§ PROBLEM DETAILS
Every entry needs to be reproduced exactly.

Stored items

— START —

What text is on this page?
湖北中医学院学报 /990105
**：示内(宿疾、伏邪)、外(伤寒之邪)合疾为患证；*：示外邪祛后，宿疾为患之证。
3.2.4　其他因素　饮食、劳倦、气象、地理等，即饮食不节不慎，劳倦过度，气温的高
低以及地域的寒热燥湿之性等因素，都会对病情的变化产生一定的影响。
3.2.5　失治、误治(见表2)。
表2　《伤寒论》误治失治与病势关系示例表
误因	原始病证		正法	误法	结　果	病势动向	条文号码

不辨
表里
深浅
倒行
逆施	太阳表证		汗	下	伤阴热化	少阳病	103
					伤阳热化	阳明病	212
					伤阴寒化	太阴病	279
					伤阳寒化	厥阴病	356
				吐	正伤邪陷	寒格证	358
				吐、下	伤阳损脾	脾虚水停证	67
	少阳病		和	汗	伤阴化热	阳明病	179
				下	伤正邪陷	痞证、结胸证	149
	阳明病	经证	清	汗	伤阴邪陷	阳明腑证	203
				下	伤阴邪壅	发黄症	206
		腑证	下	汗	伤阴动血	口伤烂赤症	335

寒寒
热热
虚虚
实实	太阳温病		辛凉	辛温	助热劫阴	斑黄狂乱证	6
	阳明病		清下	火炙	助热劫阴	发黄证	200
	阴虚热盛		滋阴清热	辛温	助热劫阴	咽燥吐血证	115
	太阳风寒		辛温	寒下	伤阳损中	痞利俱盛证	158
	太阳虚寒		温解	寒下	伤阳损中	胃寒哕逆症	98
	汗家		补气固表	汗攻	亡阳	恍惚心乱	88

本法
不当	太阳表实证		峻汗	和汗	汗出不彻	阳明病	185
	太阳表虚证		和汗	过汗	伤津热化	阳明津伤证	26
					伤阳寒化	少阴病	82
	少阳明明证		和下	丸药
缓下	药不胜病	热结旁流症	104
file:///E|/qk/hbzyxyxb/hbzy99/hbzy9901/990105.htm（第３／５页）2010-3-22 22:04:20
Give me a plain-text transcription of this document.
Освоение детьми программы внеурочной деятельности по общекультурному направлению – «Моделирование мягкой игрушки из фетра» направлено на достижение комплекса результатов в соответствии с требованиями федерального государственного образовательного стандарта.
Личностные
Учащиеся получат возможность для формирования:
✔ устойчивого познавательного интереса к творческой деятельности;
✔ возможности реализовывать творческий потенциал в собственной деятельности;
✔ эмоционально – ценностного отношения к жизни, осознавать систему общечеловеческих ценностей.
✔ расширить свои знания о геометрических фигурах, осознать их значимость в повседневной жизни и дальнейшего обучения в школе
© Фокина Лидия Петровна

— END —

§ RESULT FOR THIS EXERCISE
What text is on this page?
湖北中医学院学报 /990105
**：示内(宿疾、伏邪)、外(伤寒之邪)合疾为患证；*：示外邪祛后，宿疾为患之证。
3.2.4　其他因素　饮食、劳倦、气象、地理等，即饮食不节不慎，劳倦过度，气温的高
低以及地域的寒热燥湿之性等因素，都会对病情的变化产生一定的影响。
3.2.5　失治、误治(见表2)。
表2　《伤寒论》误治失治与病势关系示例表
误因	原始病证		正法	误法	结　果	病势动向	条文号码

不辨
表里
深浅
倒行
逆施	太阳表证		汗	下	伤阴热化	少阳病	103
					伤阳热化	阳明病	212
					伤阴寒化	太阴病	279
					伤阳寒化	厥阴病	356
				吐	正伤邪陷	寒格证	358
				吐、下	伤阳损脾	脾虚水停证	67
	少阳病		和	汗	伤阴化热	阳明病	179
				下	伤正邪陷	痞证、结胸证	149
	阳明病	经证	清	汗	伤阴邪陷	阳明腑证	203
				下	伤阴邪壅	发黄症	206
		腑证	下	汗	伤阴动血	口伤烂赤症	335

寒寒
热热
虚虚
实实	太阳温病		辛凉	辛温	助热劫阴	斑黄狂乱证	6
	阳明病		清下	火炙	助热劫阴	发黄证	200
	阴虚热盛		滋阴清热	辛温	助热劫阴	咽燥吐血证	115
	太阳风寒		辛温	寒下	伤阳损中	痞利俱盛证	158
	太阳虚寒		温解	寒下	伤阳损中	胃寒哕逆症	98
	汗家		补气固表	汗攻	亡阳	恍惚心乱	88

本法
不当	太阳表实证		峻汗	和汗	汗出不彻	阳明病	185
	太阳表虚证		和汗	过汗	伤津热化	阳明津伤证	26
					伤阳寒化	少阴病	82
	少阳明明证		和下	丸药
缓下	药不胜病	热结旁流症	104
file:///E|/qk/hbzyxyxb/hbzy99/hbzy9901/990105.htm（第３／５页）2010-3-22 22:04:20
Give me a plain-text transcription of this document.
Освоение детьми программы внеурочной деятельности по общекультурному направлению – «Моделирование мягкой игрушки из фетра» направлено на достижение комплекса результатов в соответствии с требованиями федерального государственного образовательного стандарта.
Личностные
Учащиеся получат возможность для формирования:
✔ устойчивого познавательного интереса к творческой деятельности;
✔ возможности реализовывать творческий потенциал в собственной деятельности;
✔ эмоционально – ценностного отношения к жизни, осознавать систему общечеловеческих ценностей.
✔ расширить свои знания о геометрических фигурах, осознать их значимость в повседневной жизни и дальнейшего обучения в школе
© Фокина Лидия Петровна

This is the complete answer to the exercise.